__Goal__:
Would you retype all of these records exactly?

[Data extracted from a collection]
......

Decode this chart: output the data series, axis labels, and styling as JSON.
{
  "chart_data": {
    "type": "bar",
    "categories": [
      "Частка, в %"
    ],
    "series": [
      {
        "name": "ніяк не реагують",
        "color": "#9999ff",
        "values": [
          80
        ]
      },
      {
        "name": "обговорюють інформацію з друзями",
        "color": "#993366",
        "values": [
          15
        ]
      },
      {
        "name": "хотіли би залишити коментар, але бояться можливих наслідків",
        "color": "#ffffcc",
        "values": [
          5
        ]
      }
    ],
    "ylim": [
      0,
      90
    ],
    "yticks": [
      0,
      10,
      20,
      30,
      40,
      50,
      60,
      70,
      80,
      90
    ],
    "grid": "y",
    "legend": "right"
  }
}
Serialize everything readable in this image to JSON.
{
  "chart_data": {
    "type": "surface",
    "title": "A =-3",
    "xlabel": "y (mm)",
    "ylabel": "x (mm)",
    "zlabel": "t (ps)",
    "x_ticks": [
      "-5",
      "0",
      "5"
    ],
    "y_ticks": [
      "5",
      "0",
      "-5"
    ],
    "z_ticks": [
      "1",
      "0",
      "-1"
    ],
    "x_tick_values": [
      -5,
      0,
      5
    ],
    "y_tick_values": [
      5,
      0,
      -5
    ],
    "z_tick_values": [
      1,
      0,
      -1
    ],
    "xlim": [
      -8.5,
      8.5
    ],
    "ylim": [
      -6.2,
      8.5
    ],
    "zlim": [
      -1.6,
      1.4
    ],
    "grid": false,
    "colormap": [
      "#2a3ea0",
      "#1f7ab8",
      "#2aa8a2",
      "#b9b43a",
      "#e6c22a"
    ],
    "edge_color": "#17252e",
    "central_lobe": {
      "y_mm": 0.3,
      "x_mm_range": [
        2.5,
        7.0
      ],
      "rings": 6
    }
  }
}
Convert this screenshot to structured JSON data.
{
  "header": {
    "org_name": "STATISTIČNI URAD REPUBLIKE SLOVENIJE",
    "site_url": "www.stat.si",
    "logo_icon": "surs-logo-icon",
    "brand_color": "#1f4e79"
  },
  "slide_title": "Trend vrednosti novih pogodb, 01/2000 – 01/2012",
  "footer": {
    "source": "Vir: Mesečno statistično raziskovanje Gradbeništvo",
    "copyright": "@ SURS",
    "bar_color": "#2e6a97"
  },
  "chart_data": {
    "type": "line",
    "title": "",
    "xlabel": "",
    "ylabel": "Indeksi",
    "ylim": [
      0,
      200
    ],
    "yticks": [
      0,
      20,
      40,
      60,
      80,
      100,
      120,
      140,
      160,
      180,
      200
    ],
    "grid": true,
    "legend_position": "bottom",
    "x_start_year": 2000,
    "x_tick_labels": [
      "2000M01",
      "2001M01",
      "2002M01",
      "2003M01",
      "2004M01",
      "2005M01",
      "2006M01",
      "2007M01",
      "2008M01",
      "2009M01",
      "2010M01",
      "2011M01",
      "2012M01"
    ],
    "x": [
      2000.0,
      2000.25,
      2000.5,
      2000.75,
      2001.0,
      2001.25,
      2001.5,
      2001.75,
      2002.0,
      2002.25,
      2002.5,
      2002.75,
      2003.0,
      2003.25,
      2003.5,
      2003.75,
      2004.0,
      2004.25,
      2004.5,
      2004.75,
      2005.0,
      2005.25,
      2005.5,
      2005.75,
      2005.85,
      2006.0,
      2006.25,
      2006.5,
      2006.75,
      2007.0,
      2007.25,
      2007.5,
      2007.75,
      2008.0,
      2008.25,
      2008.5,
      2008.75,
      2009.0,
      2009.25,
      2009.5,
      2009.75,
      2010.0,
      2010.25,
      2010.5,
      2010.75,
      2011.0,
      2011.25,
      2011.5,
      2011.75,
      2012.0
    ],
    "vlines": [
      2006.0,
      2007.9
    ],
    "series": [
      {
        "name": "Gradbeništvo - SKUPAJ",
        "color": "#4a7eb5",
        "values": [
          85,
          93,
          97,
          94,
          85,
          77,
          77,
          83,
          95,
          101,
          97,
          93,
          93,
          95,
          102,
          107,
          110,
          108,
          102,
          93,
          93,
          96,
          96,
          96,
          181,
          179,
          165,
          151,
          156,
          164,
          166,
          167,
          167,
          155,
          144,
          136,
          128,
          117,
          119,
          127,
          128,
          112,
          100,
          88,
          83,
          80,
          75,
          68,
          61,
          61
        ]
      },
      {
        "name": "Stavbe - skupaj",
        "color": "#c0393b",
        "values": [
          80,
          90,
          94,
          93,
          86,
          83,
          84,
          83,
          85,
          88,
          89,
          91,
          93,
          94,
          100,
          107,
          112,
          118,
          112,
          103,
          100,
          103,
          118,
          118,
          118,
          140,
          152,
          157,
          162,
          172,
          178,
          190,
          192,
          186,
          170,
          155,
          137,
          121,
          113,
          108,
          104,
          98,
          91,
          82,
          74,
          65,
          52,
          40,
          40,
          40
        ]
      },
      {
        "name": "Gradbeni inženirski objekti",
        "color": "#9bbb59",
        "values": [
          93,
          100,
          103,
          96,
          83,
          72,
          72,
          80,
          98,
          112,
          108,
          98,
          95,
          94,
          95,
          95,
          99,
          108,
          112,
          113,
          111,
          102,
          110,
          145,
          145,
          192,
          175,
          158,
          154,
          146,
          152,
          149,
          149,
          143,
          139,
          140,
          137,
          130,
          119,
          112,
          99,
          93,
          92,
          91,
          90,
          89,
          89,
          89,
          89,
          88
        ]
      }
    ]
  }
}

......

__Exercise answer__:
Decode this chart: output the data series, axis labels, and styling as JSON.
{
  "chart_data": {
    "type": "bar",
    "categories": [
      "Частка, в %"
    ],
    "series": [
      {
        "name": "ніяк не реагують",
        "color": "#9999ff",
        "values": [
          80
        ]
      },
      {
        "name": "обговорюють інформацію з друзями",
        "color": "#993366",
        "values": [
          15
        ]
      },
      {
        "name": "хотіли би залишити коментар, але бояться можливих наслідків",
        "color": "#ffffcc",
        "values": [
          5
        ]
      }
    ],
    "ylim": [
      0,
      90
    ],
    "yticks": [
      0,
      10,
      20,
      30,
      40,
      50,
      60,
      70,
      80,
      90
    ],
    "grid": "y",
    "legend": "right"
  }
}
Serialize everything readable in this image to JSON.
{
  "chart_data": {
    "type": "surface",
    "title": "A =-3",
    "xlabel": "y (mm)",
    "ylabel": "x (mm)",
    "zlabel": "t (ps)",
    "x_ticks": [
      "-5",
      "0",
      "5"
    ],
    "y_ticks": [
      "5",
      "0",
      "-5"
    ],
    "z_ticks": [
      "1",
      "0",
      "-1"
    ],
    "x_tick_values": [
      -5,
      0,
      5
    ],
    "y_tick_values": [
      5,
      0,
      -5
    ],
    "z_tick_values": [
      1,
      0,
      -1
    ],
    "xlim": [
      -8.5,
      8.5
    ],
    "ylim": [
      -6.2,
      8.5
    ],
    "zlim": [
      -1.6,
      1.4
    ],
    "grid": false,
    "colormap": [
      "#2a3ea0",
      "#1f7ab8",
      "#2aa8a2",
      "#b9b43a",
      "#e6c22a"
    ],
    "edge_color": "#17252e",
    "central_lobe": {
      "y_mm": 0.3,
      "x_mm_range": [
        2.5,
        7.0
      ],
      "rings": 6
    }
  }
}
Convert this screenshot to structured JSON data.
{
  "header": {
    "org_name": "STATISTIČNI URAD REPUBLIKE SLOVENIJE",
    "site_url": "www.stat.si",
    "logo_icon": "surs-logo-icon",
    "brand_color": "#1f4e79"
  },
  "slide_title": "Trend vrednosti novih pogodb, 01/2000 – 01/2012",
  "footer": {
    "source": "Vir: Mesečno statistično raziskovanje Gradbeništvo",
    "copyright": "@ SURS",
    "bar_color": "#2e6a97"
  },
  "chart_data": {
    "type": "line",
    "title": "",
    "xlabel": "",
    "ylabel": "Indeksi",
    "ylim": [
      0,
      200
    ],
    "yticks": [
      0,
      20,
      40,
      60,
      80,
      100,
      120,
      140,
      160,
      180,
      200
    ],
    "grid": true,
    "legend_position": "bottom",
    "x_start_year": 2000,
    "x_tick_labels": [
      "2000M01",
      "2001M01",
      "2002M01",
      "2003M01",
      "2004M01",
      "2005M01",
      "2006M01",
      "2007M01",
      "2008M01",
      "2009M01",
      "2010M01",
      "2011M01",
      "2012M01"
    ],
    "x": [
      2000.0,
      2000.25,
      2000.5,
      2000.75,
      2001.0,
      2001.25,
      2001.5,
      2001.75,
      2002.0,
      2002.25,
      2002.5,
      2002.75,
      2003.0,
      2003.25,
      2003.5,
      2003.75,
      2004.0,
      2004.25,
      2004.5,
      2004.75,
      2005.0,
      2005.25,
      2005.5,
      2005.75,
      2005.85,
      2006.0,
      2006.25,
      2006.5,
      2006.75,
      2007.0,
      2007.25,
      2007.5,
      2007.75,
      2008.0,
      2008.25,
      2008.5,
      2008.75,
      2009.0,
      2009.25,
      2009.5,
      2009.75,
      2010.0,
      2010.25,
      2010.5,
      2010.75,
      2011.0,
      2011.25,
      2011.5,
      2011.75,
      2012.0
    ],
    "vlines": [
      2006.0,
      2007.9
    ],
    "series": [
      {
        "name": "Gradbeništvo - SKUPAJ",
        "color": "#4a7eb5",
        "values": [
          85,
          93,
          97,
          94,
          85,
          77,
          77,
          83,
          95,
          101,
          97,
          93,
          93,
          95,
          102,
          107,
          110,
          108,
          102,
          93,
          93,
          96,
          96,
          96,
          181,
          179,
          165,
          151,
          156,
          164,
          166,
          167,
          167,
          155,
          144,
          136,
          128,
          117,
          119,
          127,
          128,
          112,
          100,
          88,
          83,
          80,
          75,
          68,
          61,
          61
        ]
      },
      {
        "name": "Stavbe - skupaj",
        "color": "#c0393b",
        "values": [
          80,
          90,
          94,
          93,
          86,
          83,
          84,
          83,
          85,
          88,
          89,
          91,
          93,
          94,
          100,
          107,
          112,
          118,
          112,
          103,
          100,
          103,
          118,
          118,
          118,
          140,
          152,
          157,
          162,
          172,
          178,
          190,
          192,
          186,
          170,
          155,
          137,
          121,
          113,
          108,
          104,
          98,
          91,
          82,
          74,
          65,
          52,
          40,
          40,
          40
        ]
      },
      {
        "name": "Gradbeni inženirski objekti",
        "color": "#9bbb59",
        "values": [
          93,
          100,
          103,
          96,
          83,
          72,
          72,
          80,
          98,
          112,
          108,
          98,
          95,
          94,
          95,
          95,
          99,
          108,
          112,
          113,
          111,
          102,
          110,
          145,
          145,
          192,
          175,
          158,
          154,
          146,
          152,
          149,
          149,
          143,
          139,
          140,
          137,
          130,
          119,
          112,
          99,
          93,
          92,
          91,
          90,
          89,
          89,
          89,
          89,
          88
        ]
      }
    ]
  }
}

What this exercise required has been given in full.